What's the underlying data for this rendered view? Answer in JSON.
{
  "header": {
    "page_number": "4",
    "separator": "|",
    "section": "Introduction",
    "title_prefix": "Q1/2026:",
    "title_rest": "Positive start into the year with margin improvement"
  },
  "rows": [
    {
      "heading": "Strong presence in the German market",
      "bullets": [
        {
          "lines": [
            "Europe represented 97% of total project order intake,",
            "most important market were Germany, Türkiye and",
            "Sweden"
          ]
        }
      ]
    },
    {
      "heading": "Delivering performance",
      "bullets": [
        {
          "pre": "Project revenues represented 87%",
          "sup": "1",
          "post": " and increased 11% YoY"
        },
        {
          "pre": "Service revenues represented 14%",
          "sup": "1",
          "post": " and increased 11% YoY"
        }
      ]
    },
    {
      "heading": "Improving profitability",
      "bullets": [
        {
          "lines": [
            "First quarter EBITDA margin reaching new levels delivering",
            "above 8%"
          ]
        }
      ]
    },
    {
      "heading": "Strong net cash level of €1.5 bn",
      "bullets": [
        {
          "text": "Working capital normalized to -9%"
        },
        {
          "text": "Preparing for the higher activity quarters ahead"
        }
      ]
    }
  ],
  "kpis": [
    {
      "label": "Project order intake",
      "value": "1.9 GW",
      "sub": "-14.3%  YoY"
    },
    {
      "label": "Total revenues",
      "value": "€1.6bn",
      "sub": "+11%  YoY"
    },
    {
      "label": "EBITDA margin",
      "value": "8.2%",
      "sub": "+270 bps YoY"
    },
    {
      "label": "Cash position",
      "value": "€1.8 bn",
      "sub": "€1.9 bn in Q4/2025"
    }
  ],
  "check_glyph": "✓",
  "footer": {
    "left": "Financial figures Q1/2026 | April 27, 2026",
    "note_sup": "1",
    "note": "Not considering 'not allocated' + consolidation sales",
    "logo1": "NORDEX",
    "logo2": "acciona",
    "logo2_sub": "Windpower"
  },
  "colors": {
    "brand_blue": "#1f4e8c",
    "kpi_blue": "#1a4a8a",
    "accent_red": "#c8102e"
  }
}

# What the task requires
Repeat every entry word for word.

# Solution to this task
What's the underlying data for this rendered view? Answer in JSON.
{
  "header": {
    "page_number": "4",
    "separator": "|",
    "section": "Introduction",
    "title_prefix": "Q1/2026:",
    "title_rest": "Positive start into the year with margin improvement"
  },
  "rows": [
    {
      "heading": "Strong presence in the German market",
      "bullets": [
        {
          "lines": [
            "Europe represented 97% of total project order intake,",
            "most important market were Germany, Türkiye and",
            "Sweden"
          ]
        }
      ]
    },
    {
      "heading": "Delivering performance",
      "bullets": [
        {
          "pre": "Project revenues represented 87%",
          "sup": "1",
          "post": " and increased 11% YoY"
        },
        {
          "pre": "Service revenues represented 14%",
          "sup": "1",
          "post": " and increased 11% YoY"
        }
      ]
    },
    {
      "heading": "Improving profitability",
      "bullets": [
        {
          "lines": [
            "First quarter EBITDA margin reaching new levels delivering",
            "above 8%"
          ]
        }
      ]
    },
    {
      "heading": "Strong net cash level of €1.5 bn",
      "bullets": [
        {
          "text": "Working capital normalized to -9%"
        },
        {
          "text": "Preparing for the higher activity quarters ahead"
        }
      ]
    }
  ],
  "kpis": [
    {
      "label": "Project order intake",
      "value": "1.9 GW",
      "sub": "-14.3%  YoY"
    },
    {
      "label": "Total revenues",
      "value": "€1.6bn",
      "sub": "+11%  YoY"
    },
    {
      "label": "EBITDA margin",
      "value": "8.2%",
      "sub": "+270 bps YoY"
    },
    {
      "label": "Cash position",
      "value": "€1.8 bn",
      "sub": "€1.9 bn in Q4/2025"
    }
  ],
  "check_glyph": "✓",
  "footer": {
    "left": "Financial figures Q1/2026 | April 27, 2026",
    "note_sup": "1",
    "note": "Not considering 'not allocated' + consolidation sales",
    "logo1": "NORDEX",
    "logo2": "acciona",
    "logo2_sub": "Windpower"
  },
  "colors": {
    "brand_blue": "#1f4e8c",
    "kpi_blue": "#1a4a8a",
    "accent_red": "#c8102e"
  }
}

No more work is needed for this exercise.